Raw records:
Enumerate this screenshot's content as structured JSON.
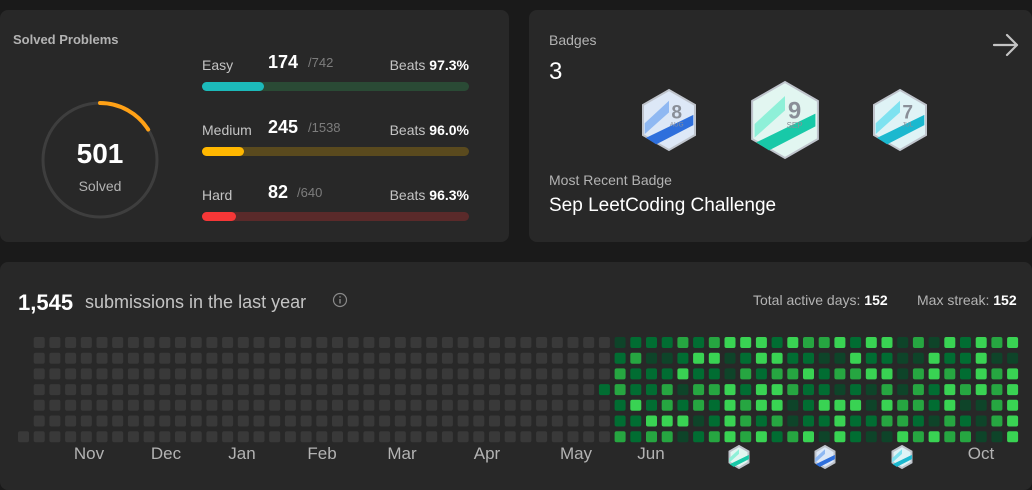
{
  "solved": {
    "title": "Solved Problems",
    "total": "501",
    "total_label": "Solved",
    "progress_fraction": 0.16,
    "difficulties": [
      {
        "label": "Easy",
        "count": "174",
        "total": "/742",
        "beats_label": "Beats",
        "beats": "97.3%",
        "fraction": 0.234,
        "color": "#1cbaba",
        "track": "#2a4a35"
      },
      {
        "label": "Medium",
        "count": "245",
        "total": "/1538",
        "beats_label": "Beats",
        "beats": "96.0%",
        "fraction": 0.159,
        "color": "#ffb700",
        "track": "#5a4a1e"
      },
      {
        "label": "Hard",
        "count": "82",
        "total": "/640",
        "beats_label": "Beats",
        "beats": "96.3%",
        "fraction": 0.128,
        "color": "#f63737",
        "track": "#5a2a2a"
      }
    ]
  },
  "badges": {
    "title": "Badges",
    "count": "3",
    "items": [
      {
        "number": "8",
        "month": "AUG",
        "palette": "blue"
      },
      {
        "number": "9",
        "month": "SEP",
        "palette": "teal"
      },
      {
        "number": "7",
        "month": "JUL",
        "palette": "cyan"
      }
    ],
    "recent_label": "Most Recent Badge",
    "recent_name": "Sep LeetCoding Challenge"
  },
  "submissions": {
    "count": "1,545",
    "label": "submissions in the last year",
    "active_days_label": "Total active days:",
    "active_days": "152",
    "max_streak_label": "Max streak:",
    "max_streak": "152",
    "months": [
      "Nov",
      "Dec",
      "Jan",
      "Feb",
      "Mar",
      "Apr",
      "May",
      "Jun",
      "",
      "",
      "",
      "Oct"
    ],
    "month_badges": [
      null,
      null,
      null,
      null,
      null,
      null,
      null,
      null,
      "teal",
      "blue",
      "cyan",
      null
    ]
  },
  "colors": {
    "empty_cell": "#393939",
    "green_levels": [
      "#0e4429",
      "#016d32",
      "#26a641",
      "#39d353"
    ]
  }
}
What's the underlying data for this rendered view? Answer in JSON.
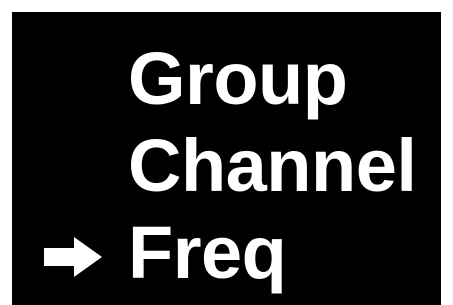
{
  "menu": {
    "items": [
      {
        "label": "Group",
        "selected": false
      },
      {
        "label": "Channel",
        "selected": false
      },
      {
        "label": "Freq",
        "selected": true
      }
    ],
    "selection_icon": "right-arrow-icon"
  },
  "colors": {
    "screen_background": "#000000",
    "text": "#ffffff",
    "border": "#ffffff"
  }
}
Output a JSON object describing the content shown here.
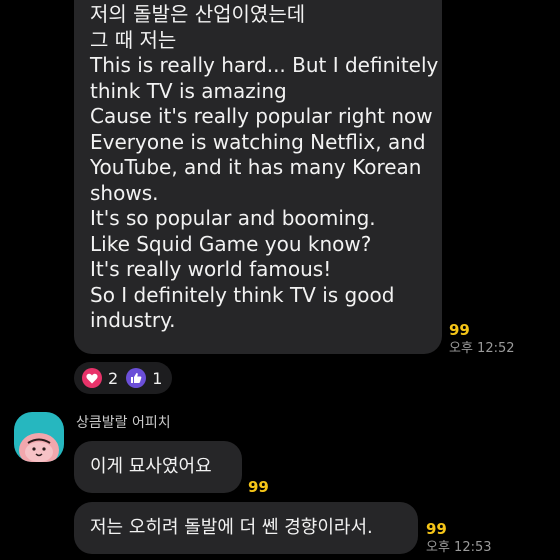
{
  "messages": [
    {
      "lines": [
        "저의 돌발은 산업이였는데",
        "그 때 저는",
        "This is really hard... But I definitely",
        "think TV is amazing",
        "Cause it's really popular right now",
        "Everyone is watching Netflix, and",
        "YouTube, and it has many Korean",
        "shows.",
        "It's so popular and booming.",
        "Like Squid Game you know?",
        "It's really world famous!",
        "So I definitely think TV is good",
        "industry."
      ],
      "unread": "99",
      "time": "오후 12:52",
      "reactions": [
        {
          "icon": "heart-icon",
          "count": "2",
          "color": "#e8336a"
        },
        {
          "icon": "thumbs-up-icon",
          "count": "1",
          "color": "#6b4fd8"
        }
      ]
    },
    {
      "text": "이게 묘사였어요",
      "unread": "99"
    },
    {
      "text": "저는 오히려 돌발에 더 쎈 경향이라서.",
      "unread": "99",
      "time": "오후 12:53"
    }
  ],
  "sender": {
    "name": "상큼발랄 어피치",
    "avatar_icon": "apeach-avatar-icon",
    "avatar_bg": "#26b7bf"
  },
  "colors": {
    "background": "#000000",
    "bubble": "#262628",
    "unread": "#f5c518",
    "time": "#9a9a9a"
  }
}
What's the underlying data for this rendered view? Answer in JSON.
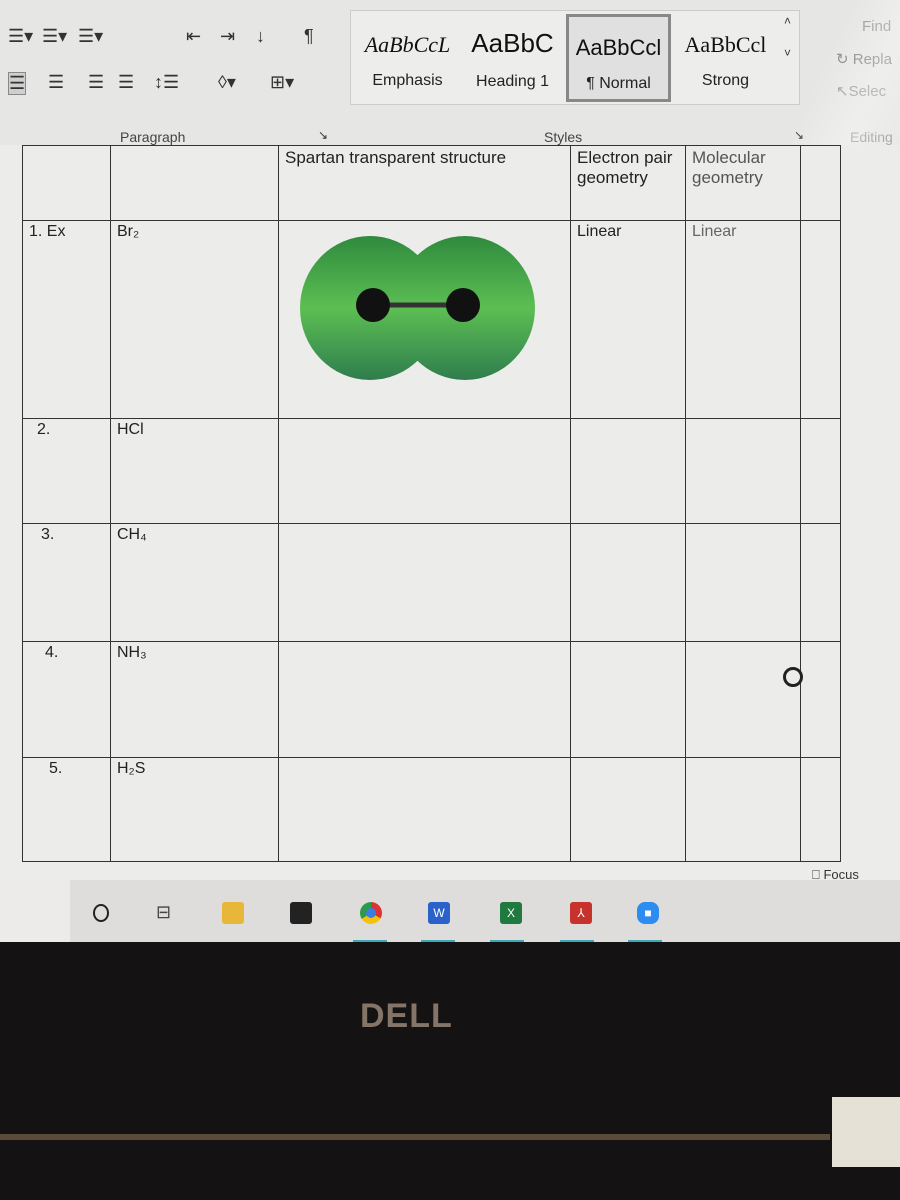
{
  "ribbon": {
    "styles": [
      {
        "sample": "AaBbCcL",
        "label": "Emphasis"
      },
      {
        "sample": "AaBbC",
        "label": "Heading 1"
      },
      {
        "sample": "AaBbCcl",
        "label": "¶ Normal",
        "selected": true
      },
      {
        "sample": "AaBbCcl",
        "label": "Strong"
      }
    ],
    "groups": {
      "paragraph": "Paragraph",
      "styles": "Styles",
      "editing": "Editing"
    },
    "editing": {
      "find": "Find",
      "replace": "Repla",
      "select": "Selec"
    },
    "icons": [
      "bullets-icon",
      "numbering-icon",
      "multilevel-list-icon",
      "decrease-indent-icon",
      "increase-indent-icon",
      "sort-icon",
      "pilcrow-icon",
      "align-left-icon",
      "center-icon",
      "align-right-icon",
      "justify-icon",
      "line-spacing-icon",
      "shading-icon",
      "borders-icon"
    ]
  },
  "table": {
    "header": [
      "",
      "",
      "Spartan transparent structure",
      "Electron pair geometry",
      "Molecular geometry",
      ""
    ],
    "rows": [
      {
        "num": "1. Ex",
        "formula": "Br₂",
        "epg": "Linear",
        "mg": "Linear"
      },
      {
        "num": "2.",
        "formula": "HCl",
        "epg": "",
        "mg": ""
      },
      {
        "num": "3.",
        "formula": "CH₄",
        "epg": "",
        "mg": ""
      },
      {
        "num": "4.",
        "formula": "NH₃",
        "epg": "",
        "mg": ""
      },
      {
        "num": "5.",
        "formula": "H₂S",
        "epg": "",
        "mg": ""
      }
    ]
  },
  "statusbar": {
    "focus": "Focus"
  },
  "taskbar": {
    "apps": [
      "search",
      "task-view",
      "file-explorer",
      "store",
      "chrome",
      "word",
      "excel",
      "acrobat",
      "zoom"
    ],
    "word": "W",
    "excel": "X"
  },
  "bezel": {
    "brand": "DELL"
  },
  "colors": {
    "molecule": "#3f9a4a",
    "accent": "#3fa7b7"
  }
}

INSTRUCTIONS FOR THE TASK: Make an exact copy of the records shown above, without the pictures.

SOLUTION TO THIS PROBLEM:
Enumerate this screenshot's content as structured JSON.
{
  "solved": {
    "title": "Solved Problems",
    "total": "501",
    "total_label": "Solved",
    "progress_fraction": 0.16,
    "difficulties": [
      {
        "label": "Easy",
        "count": "174",
        "total": "/742",
        "beats_label": "Beats",
        "beats": "97.3%",
        "fraction": 0.234,
        "color": "#1cbaba",
        "track": "#2a4a35"
      },
      {
        "label": "Medium",
        "count": "245",
        "total": "/1538",
        "beats_label": "Beats",
        "beats": "96.0%",
        "fraction": 0.159,
        "color": "#ffb700",
        "track": "#5a4a1e"
      },
      {
        "label": "Hard",
        "count": "82",
        "total": "/640",
        "beats_label": "Beats",
        "beats": "96.3%",
        "fraction": 0.128,
        "color": "#f63737",
        "track": "#5a2a2a"
      }
    ]
  },
  "badges": {
    "title": "Badges",
    "count": "3",
    "items": [
      {
        "number": "8",
        "month": "AUG",
        "palette": "blue"
      },
      {
        "number": "9",
        "month": "SEP",
        "palette": "teal"
      },
      {
        "number": "7",
        "month": "JUL",
        "palette": "cyan"
      }
    ],
    "recent_label": "Most Recent Badge",
    "recent_name": "Sep LeetCoding Challenge"
  },
  "submissions": {
    "count": "1,545",
    "label": "submissions in the last year",
    "active_days_label": "Total active days:",
    "active_days": "152",
    "max_streak_label": "Max streak:",
    "max_streak": "152",
    "months": [
      "Nov",
      "Dec",
      "Jan",
      "Feb",
      "Mar",
      "Apr",
      "May",
      "Jun",
      "",
      "",
      "",
      "Oct"
    ],
    "month_badges": [
      null,
      null,
      null,
      null,
      null,
      null,
      null,
      null,
      "teal",
      "blue",
      "cyan",
      null
    ]
  },
  "colors": {
    "empty_cell": "#393939",
    "green_levels": [
      "#0e4429",
      "#016d32",
      "#26a641",
      "#39d353"
    ]
  }
}
What's the underlying data for this rendered view? Answer in JSON.
{
  "menu": {
    "items": [
      {
        "label": "Group",
        "selected": false
      },
      {
        "label": "Channel",
        "selected": false
      },
      {
        "label": "Freq",
        "selected": true
      }
    ],
    "selection_icon": "right-arrow-icon"
  },
  "colors": {
    "screen_background": "#000000",
    "text": "#ffffff",
    "border": "#ffffff"
  }
}
Output a JSON object describing the content shown here.
{
  "messages": [
    {
      "lines": [
        "저의 돌발은 산업이였는데",
        "그 때 저는",
        "This is really hard... But I definitely",
        "think TV is amazing",
        "Cause it's really popular right now",
        "Everyone is watching Netflix, and",
        "YouTube, and it has many Korean",
        "shows.",
        "It's so popular and booming.",
        "Like Squid Game you know?",
        "It's really world famous!",
        "So I definitely think TV is good",
        "industry."
      ],
      "unread": "99",
      "time": "오후 12:52",
      "reactions": [
        {
          "icon": "heart-icon",
          "count": "2",
          "color": "#e8336a"
        },
        {
          "icon": "thumbs-up-icon",
          "count": "1",
          "color": "#6b4fd8"
        }
      ]
    },
    {
      "text": "이게 묘사였어요",
      "unread": "99"
    },
    {
      "text": "저는 오히려 돌발에 더 쎈 경향이라서.",
      "unread": "99",
      "time": "오후 12:53"
    }
  ],
  "sender": {
    "name": "상큼발랄 어피치",
    "avatar_icon": "apeach-avatar-icon",
    "avatar_bg": "#26b7bf"
  },
  "colors": {
    "background": "#000000",
    "bubble": "#262628",
    "unread": "#f5c518",
    "time": "#9a9a9a"
  }
}
What's the underlying data for this rendered view? Answer in JSON.
{
  "ribbon": {
    "styles": [
      {
        "sample": "AaBbCcL",
        "label": "Emphasis"
      },
      {
        "sample": "AaBbC",
        "label": "Heading 1"
      },
      {
        "sample": "AaBbCcl",
        "label": "¶ Normal",
        "selected": true
      },
      {
        "sample": "AaBbCcl",
        "label": "Strong"
      }
    ],
    "groups": {
      "paragraph": "Paragraph",
      "styles": "Styles",
      "editing": "Editing"
    },
    "editing": {
      "find": "Find",
      "replace": "Repla",
      "select": "Selec"
    },
    "icons": [
      "bullets-icon",
      "numbering-icon",
      "multilevel-list-icon",
      "decrease-indent-icon",
      "increase-indent-icon",
      "sort-icon",
      "pilcrow-icon",
      "align-left-icon",
      "center-icon",
      "align-right-icon",
      "justify-icon",
      "line-spacing-icon",
      "shading-icon",
      "borders-icon"
    ]
  },
  "table": {
    "header": [
      "",
      "",
      "Spartan transparent structure",
      "Electron pair geometry",
      "Molecular geometry",
      ""
    ],
    "rows": [
      {
        "num": "1. Ex",
        "formula": "Br₂",
        "epg": "Linear",
        "mg": "Linear"
      },
      {
        "num": "2.",
        "formula": "HCl",
        "epg": "",
        "mg": ""
      },
      {
        "num": "3.",
        "formula": "CH₄",
        "epg": "",
        "mg": ""
      },
      {
        "num": "4.",
        "formula": "NH₃",
        "epg": "",
        "mg": ""
      },
      {
        "num": "5.",
        "formula": "H₂S",
        "epg": "",
        "mg": ""
      }
    ]
  },
  "statusbar": {
    "focus": "Focus"
  },
  "taskbar": {
    "apps": [
      "search",
      "task-view",
      "file-explorer",
      "store",
      "chrome",
      "word",
      "excel",
      "acrobat",
      "zoom"
    ],
    "word": "W",
    "excel": "X"
  },
  "bezel": {
    "brand": "DELL"
  },
  "colors": {
    "molecule": "#3f9a4a",
    "accent": "#3fa7b7"
  }
}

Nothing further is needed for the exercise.